* Aim *
Write out all the material exactly. Leave nothing out.

* Task data *
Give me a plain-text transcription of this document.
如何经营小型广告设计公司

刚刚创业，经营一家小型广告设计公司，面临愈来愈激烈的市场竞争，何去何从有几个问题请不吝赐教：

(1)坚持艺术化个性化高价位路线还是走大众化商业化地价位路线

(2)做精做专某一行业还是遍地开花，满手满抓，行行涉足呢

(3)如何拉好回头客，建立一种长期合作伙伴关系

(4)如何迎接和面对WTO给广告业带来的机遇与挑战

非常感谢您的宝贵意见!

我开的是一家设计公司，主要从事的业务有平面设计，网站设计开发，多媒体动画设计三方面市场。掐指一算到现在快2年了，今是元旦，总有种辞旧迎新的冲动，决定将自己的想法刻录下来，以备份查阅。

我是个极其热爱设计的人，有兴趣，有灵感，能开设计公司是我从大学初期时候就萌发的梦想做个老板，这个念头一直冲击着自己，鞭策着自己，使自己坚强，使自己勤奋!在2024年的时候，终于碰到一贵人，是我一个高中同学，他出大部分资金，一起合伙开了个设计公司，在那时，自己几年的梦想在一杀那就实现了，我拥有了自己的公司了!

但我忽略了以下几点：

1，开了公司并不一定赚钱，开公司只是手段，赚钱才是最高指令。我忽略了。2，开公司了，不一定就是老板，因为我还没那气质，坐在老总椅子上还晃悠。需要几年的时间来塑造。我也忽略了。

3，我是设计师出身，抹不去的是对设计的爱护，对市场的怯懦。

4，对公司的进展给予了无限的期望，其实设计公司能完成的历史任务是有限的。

* Exercise solution *
Give me a plain-text transcription of this document.
如何经营小型广告设计公司

刚刚创业，经营一家小型广告设计公司，面临愈来愈激烈的市场竞争，何去何从有几个问题请不吝赐教：

(1)坚持艺术化个性化高价位路线还是走大众化商业化地价位路线

(2)做精做专某一行业还是遍地开花，满手满抓，行行涉足呢

(3)如何拉好回头客，建立一种长期合作伙伴关系

(4)如何迎接和面对WTO给广告业带来的机遇与挑战

非常感谢您的宝贵意见!

我开的是一家设计公司，主要从事的业务有平面设计，网站设计开发，多媒体动画设计三方面市场。掐指一算到现在快2年了，今是元旦，总有种辞旧迎新的冲动，决定将自己的想法刻录下来，以备份查阅。

我是个极其热爱设计的人，有兴趣，有灵感，能开设计公司是我从大学初期时候就萌发的梦想做个老板，这个念头一直冲击着自己，鞭策着自己，使自己坚强，使自己勤奋!在2024年的时候，终于碰到一贵人，是我一个高中同学，他出大部分资金，一起合伙开了个设计公司，在那时，自己几年的梦想在一杀那就实现了，我拥有了自己的公司了!

但我忽略了以下几点：

1，开了公司并不一定赚钱，开公司只是手段，赚钱才是最高指令。我忽略了。2，开公司了，不一定就是老板，因为我还没那气质，坐在老总椅子上还晃悠。需要几年的时间来塑造。我也忽略了。

3，我是设计师出身，抹不去的是对设计的爱护，对市场的怯懦。

4，对公司的进展给予了无限的期望，其实设计公司能完成的历史任务是有限的。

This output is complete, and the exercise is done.